Requirements: Pick out the lines in the listing below that contain the word "Павлуша" and copy them.

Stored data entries
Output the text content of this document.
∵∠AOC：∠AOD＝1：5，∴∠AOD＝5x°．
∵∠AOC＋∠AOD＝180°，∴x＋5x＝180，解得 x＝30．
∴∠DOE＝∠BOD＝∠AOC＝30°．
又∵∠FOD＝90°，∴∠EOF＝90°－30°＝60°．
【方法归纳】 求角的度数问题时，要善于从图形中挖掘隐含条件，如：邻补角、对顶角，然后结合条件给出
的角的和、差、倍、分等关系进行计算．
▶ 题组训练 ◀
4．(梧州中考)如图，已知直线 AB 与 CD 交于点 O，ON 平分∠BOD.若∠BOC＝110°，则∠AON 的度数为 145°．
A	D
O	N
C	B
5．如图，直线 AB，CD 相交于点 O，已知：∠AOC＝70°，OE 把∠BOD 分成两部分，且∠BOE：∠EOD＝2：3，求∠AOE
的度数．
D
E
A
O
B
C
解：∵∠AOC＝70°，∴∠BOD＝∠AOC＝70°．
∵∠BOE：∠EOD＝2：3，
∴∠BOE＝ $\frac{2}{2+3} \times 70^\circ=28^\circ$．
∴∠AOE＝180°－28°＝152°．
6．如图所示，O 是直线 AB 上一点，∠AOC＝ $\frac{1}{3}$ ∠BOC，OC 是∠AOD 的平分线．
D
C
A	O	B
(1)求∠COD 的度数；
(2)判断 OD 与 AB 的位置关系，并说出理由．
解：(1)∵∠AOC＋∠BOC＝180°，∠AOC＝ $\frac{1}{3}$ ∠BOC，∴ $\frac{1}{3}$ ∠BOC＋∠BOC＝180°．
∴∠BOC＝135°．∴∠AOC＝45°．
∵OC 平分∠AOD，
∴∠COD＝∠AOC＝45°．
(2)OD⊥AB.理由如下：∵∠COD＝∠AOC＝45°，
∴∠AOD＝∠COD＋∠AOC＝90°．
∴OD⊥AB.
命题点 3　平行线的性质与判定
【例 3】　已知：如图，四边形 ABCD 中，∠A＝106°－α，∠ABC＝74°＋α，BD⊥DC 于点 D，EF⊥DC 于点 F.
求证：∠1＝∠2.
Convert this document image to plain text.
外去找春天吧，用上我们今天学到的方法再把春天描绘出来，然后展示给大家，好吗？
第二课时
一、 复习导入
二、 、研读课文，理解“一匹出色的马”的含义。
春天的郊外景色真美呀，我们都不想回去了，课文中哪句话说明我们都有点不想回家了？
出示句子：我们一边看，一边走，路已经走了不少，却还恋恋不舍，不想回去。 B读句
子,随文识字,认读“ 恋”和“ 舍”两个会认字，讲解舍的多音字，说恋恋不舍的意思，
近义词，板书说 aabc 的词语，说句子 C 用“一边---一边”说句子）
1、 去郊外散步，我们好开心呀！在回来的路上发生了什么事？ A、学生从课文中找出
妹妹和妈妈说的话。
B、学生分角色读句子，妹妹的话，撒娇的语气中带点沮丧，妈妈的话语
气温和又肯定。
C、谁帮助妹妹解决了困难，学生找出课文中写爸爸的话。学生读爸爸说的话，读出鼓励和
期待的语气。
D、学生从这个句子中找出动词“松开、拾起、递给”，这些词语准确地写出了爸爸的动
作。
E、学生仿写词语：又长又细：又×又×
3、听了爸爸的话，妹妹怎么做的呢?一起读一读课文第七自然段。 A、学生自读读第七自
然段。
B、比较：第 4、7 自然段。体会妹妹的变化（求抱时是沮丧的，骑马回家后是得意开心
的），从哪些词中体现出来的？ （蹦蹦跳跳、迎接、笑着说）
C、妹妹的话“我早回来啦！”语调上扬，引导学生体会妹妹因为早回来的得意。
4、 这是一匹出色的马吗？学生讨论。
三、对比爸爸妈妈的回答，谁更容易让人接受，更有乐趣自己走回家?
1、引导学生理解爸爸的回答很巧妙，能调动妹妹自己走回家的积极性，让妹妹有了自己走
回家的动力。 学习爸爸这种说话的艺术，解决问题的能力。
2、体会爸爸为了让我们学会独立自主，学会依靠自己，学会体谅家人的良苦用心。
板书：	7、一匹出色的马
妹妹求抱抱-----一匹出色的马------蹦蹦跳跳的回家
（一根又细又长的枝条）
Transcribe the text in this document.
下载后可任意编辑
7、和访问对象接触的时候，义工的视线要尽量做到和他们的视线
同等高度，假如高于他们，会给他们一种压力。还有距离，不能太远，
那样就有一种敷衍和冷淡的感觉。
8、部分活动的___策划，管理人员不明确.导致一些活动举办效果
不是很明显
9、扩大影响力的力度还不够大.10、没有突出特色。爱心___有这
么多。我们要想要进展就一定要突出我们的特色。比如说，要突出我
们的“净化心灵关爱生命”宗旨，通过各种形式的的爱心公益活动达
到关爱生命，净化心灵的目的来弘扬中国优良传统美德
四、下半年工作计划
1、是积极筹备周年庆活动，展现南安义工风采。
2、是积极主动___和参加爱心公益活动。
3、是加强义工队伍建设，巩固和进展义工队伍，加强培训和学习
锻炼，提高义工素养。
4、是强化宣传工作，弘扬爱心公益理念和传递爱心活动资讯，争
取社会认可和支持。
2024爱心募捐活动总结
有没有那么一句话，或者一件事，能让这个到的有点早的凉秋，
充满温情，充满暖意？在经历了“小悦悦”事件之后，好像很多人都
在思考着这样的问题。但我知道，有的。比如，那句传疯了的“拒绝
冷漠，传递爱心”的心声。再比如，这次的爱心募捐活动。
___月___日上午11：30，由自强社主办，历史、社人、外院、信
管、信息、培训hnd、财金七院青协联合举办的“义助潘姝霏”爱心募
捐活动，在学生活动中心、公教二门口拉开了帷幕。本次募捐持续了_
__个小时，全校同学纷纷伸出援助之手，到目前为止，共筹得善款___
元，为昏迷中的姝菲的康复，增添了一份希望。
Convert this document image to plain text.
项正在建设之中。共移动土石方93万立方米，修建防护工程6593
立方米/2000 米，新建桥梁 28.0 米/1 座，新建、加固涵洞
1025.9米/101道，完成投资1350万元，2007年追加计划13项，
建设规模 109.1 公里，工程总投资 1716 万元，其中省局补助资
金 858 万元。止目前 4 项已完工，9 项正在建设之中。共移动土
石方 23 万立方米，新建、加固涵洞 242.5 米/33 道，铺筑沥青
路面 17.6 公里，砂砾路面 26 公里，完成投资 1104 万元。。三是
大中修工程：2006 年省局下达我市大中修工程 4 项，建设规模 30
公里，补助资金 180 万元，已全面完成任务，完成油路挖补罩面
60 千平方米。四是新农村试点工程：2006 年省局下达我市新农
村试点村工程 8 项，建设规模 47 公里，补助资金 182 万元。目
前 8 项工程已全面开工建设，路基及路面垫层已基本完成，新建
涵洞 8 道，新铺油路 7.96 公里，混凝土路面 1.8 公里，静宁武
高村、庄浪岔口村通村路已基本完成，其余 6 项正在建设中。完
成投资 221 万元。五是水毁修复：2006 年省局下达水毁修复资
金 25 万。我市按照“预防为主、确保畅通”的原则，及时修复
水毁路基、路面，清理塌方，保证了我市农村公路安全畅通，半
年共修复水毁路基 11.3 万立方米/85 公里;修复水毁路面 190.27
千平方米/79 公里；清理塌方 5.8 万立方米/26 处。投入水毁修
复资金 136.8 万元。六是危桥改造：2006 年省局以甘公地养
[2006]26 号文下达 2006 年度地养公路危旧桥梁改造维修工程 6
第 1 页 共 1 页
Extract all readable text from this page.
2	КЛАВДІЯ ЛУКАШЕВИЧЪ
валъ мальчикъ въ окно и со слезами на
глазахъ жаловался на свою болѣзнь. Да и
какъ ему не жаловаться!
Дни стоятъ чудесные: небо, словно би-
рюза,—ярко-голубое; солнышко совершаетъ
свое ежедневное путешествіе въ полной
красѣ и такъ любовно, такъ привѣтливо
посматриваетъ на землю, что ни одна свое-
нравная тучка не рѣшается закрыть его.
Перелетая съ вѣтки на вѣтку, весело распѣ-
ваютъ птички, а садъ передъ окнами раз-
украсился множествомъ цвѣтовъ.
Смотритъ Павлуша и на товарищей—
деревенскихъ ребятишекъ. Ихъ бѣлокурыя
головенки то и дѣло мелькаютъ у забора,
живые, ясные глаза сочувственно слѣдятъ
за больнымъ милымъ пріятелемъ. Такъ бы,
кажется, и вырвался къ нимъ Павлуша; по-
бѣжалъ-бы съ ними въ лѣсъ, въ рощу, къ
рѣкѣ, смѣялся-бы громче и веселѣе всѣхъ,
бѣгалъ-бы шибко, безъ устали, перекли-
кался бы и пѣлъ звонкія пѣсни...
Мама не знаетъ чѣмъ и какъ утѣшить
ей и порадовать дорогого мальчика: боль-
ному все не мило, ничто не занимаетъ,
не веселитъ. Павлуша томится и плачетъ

Solution below:
Смотритъ Павлуша и на товарищей—
кажется, и вырвался къ нимъ Павлуша; по-
не веселитъ. Павлуша томится и плачетъ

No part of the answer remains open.